* start DATA TO USE *
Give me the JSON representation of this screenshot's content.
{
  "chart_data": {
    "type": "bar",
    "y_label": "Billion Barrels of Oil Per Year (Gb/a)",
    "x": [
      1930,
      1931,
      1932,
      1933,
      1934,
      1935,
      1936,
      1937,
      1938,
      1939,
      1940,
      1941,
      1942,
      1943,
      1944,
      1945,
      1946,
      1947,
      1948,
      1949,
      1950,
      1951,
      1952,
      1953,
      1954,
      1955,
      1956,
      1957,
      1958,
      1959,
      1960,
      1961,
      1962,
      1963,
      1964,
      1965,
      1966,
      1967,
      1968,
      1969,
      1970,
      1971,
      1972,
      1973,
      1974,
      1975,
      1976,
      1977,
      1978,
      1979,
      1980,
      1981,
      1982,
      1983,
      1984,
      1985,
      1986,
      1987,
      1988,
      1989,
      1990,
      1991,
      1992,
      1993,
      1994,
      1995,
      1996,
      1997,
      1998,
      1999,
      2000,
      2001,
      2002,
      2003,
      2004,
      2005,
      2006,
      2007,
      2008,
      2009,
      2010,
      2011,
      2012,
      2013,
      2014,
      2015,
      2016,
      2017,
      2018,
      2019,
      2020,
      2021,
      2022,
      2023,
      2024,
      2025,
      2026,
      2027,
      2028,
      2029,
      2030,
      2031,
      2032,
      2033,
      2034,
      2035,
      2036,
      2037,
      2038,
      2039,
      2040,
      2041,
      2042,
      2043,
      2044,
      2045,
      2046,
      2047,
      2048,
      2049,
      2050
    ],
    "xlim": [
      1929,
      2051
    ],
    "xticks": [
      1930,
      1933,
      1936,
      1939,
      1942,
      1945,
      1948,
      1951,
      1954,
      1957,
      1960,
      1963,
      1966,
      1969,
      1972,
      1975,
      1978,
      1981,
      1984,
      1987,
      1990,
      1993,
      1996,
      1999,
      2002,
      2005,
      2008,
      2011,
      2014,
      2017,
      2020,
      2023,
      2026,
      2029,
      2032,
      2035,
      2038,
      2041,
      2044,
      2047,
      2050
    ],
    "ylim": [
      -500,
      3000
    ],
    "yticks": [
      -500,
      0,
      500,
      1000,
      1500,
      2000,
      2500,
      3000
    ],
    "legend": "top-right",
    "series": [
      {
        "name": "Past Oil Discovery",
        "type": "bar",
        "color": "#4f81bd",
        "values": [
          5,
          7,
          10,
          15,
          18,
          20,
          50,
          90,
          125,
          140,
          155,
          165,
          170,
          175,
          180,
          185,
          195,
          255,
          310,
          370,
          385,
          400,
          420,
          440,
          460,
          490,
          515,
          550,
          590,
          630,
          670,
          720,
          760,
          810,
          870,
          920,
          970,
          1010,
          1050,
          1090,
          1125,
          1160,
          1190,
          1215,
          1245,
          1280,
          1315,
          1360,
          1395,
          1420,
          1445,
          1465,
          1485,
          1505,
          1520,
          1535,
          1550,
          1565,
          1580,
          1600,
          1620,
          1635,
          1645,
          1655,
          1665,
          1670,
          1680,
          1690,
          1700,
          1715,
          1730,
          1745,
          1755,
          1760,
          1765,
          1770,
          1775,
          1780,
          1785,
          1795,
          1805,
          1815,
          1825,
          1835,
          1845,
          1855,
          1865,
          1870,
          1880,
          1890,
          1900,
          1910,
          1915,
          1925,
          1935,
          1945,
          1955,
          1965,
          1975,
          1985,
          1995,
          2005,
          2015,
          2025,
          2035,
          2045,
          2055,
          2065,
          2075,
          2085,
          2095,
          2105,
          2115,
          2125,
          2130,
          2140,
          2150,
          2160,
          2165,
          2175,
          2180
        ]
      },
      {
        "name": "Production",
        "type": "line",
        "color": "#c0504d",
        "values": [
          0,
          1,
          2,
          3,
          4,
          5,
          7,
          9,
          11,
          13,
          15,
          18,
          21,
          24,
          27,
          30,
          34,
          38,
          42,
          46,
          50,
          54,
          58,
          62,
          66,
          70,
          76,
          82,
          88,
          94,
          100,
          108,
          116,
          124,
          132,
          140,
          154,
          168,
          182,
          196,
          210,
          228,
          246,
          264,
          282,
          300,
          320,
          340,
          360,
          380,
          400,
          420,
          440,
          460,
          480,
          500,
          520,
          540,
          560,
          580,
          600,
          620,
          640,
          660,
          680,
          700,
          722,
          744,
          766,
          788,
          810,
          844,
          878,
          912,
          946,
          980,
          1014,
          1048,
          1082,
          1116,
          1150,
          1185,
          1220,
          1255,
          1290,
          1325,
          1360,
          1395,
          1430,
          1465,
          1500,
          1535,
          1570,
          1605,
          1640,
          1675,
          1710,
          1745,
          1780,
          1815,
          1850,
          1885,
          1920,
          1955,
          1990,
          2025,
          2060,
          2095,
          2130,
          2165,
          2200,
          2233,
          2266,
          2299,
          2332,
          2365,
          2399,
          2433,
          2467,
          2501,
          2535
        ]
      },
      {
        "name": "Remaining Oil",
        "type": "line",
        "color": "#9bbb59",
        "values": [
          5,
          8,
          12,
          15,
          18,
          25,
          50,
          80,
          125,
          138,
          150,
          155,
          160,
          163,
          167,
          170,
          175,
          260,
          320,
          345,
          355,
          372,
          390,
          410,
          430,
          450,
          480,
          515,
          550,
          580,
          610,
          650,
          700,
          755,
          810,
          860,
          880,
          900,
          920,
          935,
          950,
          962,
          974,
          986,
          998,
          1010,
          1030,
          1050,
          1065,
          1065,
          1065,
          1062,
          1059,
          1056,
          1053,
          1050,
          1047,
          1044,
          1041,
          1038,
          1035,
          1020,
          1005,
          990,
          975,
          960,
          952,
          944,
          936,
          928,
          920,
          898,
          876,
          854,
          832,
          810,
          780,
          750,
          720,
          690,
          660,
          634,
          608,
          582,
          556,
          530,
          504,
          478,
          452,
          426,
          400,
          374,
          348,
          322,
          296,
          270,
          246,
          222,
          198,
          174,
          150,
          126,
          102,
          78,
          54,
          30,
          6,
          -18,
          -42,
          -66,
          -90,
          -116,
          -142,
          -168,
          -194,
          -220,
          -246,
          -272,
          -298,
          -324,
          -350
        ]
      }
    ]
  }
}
* end DATA TO USE *
## EXERCISE GOAL:
Reproduce every record above exactly as it appears.

## THE REPLY:
Give me the JSON representation of this screenshot's content.
{
  "chart_data": {
    "type": "bar",
    "y_label": "Billion Barrels of Oil Per Year (Gb/a)",
    "x": [
      1930,
      1931,
      1932,
      1933,
      1934,
      1935,
      1936,
      1937,
      1938,
      1939,
      1940,
      1941,
      1942,
      1943,
      1944,
      1945,
      1946,
      1947,
      1948,
      1949,
      1950,
      1951,
      1952,
      1953,
      1954,
      1955,
      1956,
      1957,
      1958,
      1959,
      1960,
      1961,
      1962,
      1963,
      1964,
      1965,
      1966,
      1967,
      1968,
      1969,
      1970,
      1971,
      1972,
      1973,
      1974,
      1975,
      1976,
      1977,
      1978,
      1979,
      1980,
      1981,
      1982,
      1983,
      1984,
      1985,
      1986,
      1987,
      1988,
      1989,
      1990,
      1991,
      1992,
      1993,
      1994,
      1995,
      1996,
      1997,
      1998,
      1999,
      2000,
      2001,
      2002,
      2003,
      2004,
      2005,
      2006,
      2007,
      2008,
      2009,
      2010,
      2011,
      2012,
      2013,
      2014,
      2015,
      2016,
      2017,
      2018,
      2019,
      2020,
      2021,
      2022,
      2023,
      2024,
      2025,
      2026,
      2027,
      2028,
      2029,
      2030,
      2031,
      2032,
      2033,
      2034,
      2035,
      2036,
      2037,
      2038,
      2039,
      2040,
      2041,
      2042,
      2043,
      2044,
      2045,
      2046,
      2047,
      2048,
      2049,
      2050
    ],
    "xlim": [
      1929,
      2051
    ],
    "xticks": [
      1930,
      1933,
      1936,
      1939,
      1942,
      1945,
      1948,
      1951,
      1954,
      1957,
      1960,
      1963,
      1966,
      1969,
      1972,
      1975,
      1978,
      1981,
      1984,
      1987,
      1990,
      1993,
      1996,
      1999,
      2002,
      2005,
      2008,
      2011,
      2014,
      2017,
      2020,
      2023,
      2026,
      2029,
      2032,
      2035,
      2038,
      2041,
      2044,
      2047,
      2050
    ],
    "ylim": [
      -500,
      3000
    ],
    "yticks": [
      -500,
      0,
      500,
      1000,
      1500,
      2000,
      2500,
      3000
    ],
    "legend": "top-right",
    "series": [
      {
        "name": "Past Oil Discovery",
        "type": "bar",
        "color": "#4f81bd",
        "values": [
          5,
          7,
          10,
          15,
          18,
          20,
          50,
          90,
          125,
          140,
          155,
          165,
          170,
          175,
          180,
          185,
          195,
          255,
          310,
          370,
          385,
          400,
          420,
          440,
          460,
          490,
          515,
          550,
          590,
          630,
          670,
          720,
          760,
          810,
          870,
          920,
          970,
          1010,
          1050,
          1090,
          1125,
          1160,
          1190,
          1215,
          1245,
          1280,
          1315,
          1360,
          1395,
          1420,
          1445,
          1465,
          1485,
          1505,
          1520,
          1535,
          1550,
          1565,
          1580,
          1600,
          1620,
          1635,
          1645,
          1655,
          1665,
          1670,
          1680,
          1690,
          1700,
          1715,
          1730,
          1745,
          1755,
          1760,
          1765,
          1770,
          1775,
          1780,
          1785,
          1795,
          1805,
          1815,
          1825,
          1835,
          1845,
          1855,
          1865,
          1870,
          1880,
          1890,
          1900,
          1910,
          1915,
          1925,
          1935,
          1945,
          1955,
          1965,
          1975,
          1985,
          1995,
          2005,
          2015,
          2025,
          2035,
          2045,
          2055,
          2065,
          2075,
          2085,
          2095,
          2105,
          2115,
          2125,
          2130,
          2140,
          2150,
          2160,
          2165,
          2175,
          2180
        ]
      },
      {
        "name": "Production",
        "type": "line",
        "color": "#c0504d",
        "values": [
          0,
          1,
          2,
          3,
          4,
          5,
          7,
          9,
          11,
          13,
          15,
          18,
          21,
          24,
          27,
          30,
          34,
          38,
          42,
          46,
          50,
          54,
          58,
          62,
          66,
          70,
          76,
          82,
          88,
          94,
          100,
          108,
          116,
          124,
          132,
          140,
          154,
          168,
          182,
          196,
          210,
          228,
          246,
          264,
          282,
          300,
          320,
          340,
          360,
          380,
          400,
          420,
          440,
          460,
          480,
          500,
          520,
          540,
          560,
          580,
          600,
          620,
          640,
          660,
          680,
          700,
          722,
          744,
          766,
          788,
          810,
          844,
          878,
          912,
          946,
          980,
          1014,
          1048,
          1082,
          1116,
          1150,
          1185,
          1220,
          1255,
          1290,
          1325,
          1360,
          1395,
          1430,
          1465,
          1500,
          1535,
          1570,
          1605,
          1640,
          1675,
          1710,
          1745,
          1780,
          1815,
          1850,
          1885,
          1920,
          1955,
          1990,
          2025,
          2060,
          2095,
          2130,
          2165,
          2200,
          2233,
          2266,
          2299,
          2332,
          2365,
          2399,
          2433,
          2467,
          2501,
          2535
        ]
      },
      {
        "name": "Remaining Oil",
        "type": "line",
        "color": "#9bbb59",
        "values": [
          5,
          8,
          12,
          15,
          18,
          25,
          50,
          80,
          125,
          138,
          150,
          155,
          160,
          163,
          167,
          170,
          175,
          260,
          320,
          345,
          355,
          372,
          390,
          410,
          430,
          450,
          480,
          515,
          550,
          580,
          610,
          650,
          700,
          755,
          810,
          860,
          880,
          900,
          920,
          935,
          950,
          962,
          974,
          986,
          998,
          1010,
          1030,
          1050,
          1065,
          1065,
          1065,
          1062,
          1059,
          1056,
          1053,
          1050,
          1047,
          1044,
          1041,
          1038,
          1035,
          1020,
          1005,
          990,
          975,
          960,
          952,
          944,
          936,
          928,
          920,
          898,
          876,
          854,
          832,
          810,
          780,
          750,
          720,
          690,
          660,
          634,
          608,
          582,
          556,
          530,
          504,
          478,
          452,
          426,
          400,
          374,
          348,
          322,
          296,
          270,
          246,
          222,
          198,
          174,
          150,
          126,
          102,
          78,
          54,
          30,
          6,
          -18,
          -42,
          -66,
          -90,
          -116,
          -142,
          -168,
          -194,
          -220,
          -246,
          -272,
          -298,
          -324,
          -350
        ]
      }
    ]
  }
}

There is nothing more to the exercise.